Stored dataset items:
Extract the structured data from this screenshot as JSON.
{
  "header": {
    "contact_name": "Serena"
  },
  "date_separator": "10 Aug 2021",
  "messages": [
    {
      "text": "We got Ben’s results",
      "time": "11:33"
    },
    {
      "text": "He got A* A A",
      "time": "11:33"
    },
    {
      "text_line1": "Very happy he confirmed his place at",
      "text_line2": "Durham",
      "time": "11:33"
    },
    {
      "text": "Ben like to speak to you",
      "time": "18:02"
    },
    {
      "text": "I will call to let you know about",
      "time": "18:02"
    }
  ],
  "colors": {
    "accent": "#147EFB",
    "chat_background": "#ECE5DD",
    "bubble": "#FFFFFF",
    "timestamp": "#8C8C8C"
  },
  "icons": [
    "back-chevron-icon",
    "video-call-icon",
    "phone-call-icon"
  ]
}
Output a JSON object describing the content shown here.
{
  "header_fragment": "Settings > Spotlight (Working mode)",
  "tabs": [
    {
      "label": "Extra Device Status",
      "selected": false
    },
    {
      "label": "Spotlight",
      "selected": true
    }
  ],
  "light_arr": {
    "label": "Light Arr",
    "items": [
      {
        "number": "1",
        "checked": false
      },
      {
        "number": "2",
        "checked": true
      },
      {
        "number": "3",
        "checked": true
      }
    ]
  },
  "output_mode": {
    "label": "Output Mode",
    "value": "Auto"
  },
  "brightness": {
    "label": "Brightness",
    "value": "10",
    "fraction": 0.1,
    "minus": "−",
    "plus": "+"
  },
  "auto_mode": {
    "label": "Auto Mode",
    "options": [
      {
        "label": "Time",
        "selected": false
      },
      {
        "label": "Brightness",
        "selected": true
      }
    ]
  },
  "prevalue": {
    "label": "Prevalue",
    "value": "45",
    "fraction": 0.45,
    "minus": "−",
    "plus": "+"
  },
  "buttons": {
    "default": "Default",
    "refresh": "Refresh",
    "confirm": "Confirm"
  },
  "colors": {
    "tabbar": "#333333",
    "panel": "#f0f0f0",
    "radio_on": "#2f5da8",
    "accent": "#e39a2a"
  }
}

Work instructions
Extract every line containing the string "call" from the data above.

Completed task
      "text": "I will call to let you know about",
    "video-call-icon",
    "phone-call-icon"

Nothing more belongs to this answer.